### Your instructions
Each entry below is to be transcribed exactly.

### Extracted data
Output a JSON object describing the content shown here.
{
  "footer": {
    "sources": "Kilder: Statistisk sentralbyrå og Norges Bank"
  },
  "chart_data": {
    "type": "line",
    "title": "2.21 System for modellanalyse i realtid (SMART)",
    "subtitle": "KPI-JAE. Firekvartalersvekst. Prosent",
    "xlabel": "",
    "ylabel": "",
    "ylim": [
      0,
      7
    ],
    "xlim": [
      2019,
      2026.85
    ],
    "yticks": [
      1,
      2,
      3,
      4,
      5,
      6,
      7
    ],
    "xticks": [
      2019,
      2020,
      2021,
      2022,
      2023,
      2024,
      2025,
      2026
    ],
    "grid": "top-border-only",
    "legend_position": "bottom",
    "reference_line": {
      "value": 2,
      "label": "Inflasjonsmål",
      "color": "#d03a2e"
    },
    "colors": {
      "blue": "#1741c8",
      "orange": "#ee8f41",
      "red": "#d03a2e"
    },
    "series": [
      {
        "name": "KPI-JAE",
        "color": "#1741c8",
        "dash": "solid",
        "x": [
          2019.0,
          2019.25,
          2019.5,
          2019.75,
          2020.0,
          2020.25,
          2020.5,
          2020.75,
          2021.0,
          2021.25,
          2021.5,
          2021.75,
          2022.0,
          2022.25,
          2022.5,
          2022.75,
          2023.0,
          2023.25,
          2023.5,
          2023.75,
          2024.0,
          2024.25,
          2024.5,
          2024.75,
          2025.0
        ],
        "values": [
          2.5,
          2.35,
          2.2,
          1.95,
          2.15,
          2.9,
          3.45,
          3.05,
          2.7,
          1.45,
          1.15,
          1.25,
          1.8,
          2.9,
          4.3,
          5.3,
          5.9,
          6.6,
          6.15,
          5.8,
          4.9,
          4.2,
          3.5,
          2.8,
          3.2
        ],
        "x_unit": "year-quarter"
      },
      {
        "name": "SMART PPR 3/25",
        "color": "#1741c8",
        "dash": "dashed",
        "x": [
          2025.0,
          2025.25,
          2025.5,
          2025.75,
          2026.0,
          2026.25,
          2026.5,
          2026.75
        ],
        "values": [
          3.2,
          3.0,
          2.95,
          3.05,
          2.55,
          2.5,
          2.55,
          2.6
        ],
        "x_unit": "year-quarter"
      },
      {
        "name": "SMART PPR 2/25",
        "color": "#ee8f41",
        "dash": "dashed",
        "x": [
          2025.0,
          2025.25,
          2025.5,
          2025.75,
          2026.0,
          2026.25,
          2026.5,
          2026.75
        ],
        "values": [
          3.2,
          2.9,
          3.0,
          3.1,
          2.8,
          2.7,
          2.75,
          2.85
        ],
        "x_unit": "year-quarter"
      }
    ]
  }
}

### Problem solution
Output a JSON object describing the content shown here.
{
  "footer": {
    "sources": "Kilder: Statistisk sentralbyrå og Norges Bank"
  },
  "chart_data": {
    "type": "line",
    "title": "2.21 System for modellanalyse i realtid (SMART)",
    "subtitle": "KPI-JAE. Firekvartalersvekst. Prosent",
    "xlabel": "",
    "ylabel": "",
    "ylim": [
      0,
      7
    ],
    "xlim": [
      2019,
      2026.85
    ],
    "yticks": [
      1,
      2,
      3,
      4,
      5,
      6,
      7
    ],
    "xticks": [
      2019,
      2020,
      2021,
      2022,
      2023,
      2024,
      2025,
      2026
    ],
    "grid": "top-border-only",
    "legend_position": "bottom",
    "reference_line": {
      "value": 2,
      "label": "Inflasjonsmål",
      "color": "#d03a2e"
    },
    "colors": {
      "blue": "#1741c8",
      "orange": "#ee8f41",
      "red": "#d03a2e"
    },
    "series": [
      {
        "name": "KPI-JAE",
        "color": "#1741c8",
        "dash": "solid",
        "x": [
          2019.0,
          2019.25,
          2019.5,
          2019.75,
          2020.0,
          2020.25,
          2020.5,
          2020.75,
          2021.0,
          2021.25,
          2021.5,
          2021.75,
          2022.0,
          2022.25,
          2022.5,
          2022.75,
          2023.0,
          2023.25,
          2023.5,
          2023.75,
          2024.0,
          2024.25,
          2024.5,
          2024.75,
          2025.0
        ],
        "values": [
          2.5,
          2.35,
          2.2,
          1.95,
          2.15,
          2.9,
          3.45,
          3.05,
          2.7,
          1.45,
          1.15,
          1.25,
          1.8,
          2.9,
          4.3,
          5.3,
          5.9,
          6.6,
          6.15,
          5.8,
          4.9,
          4.2,
          3.5,
          2.8,
          3.2
        ],
        "x_unit": "year-quarter"
      },
      {
        "name": "SMART PPR 3/25",
        "color": "#1741c8",
        "dash": "dashed",
        "x": [
          2025.0,
          2025.25,
          2025.5,
          2025.75,
          2026.0,
          2026.25,
          2026.5,
          2026.75
        ],
        "values": [
          3.2,
          3.0,
          2.95,
          3.05,
          2.55,
          2.5,
          2.55,
          2.6
        ],
        "x_unit": "year-quarter"
      },
      {
        "name": "SMART PPR 2/25",
        "color": "#ee8f41",
        "dash": "dashed",
        "x": [
          2025.0,
          2025.25,
          2025.5,
          2025.75,
          2026.0,
          2026.25,
          2026.5,
          2026.75
        ],
        "values": [
          3.2,
          2.9,
          3.0,
          3.1,
          2.8,
          2.7,
          2.75,
          2.85
        ],
        "x_unit": "year-quarter"
      }
    ]
  }
}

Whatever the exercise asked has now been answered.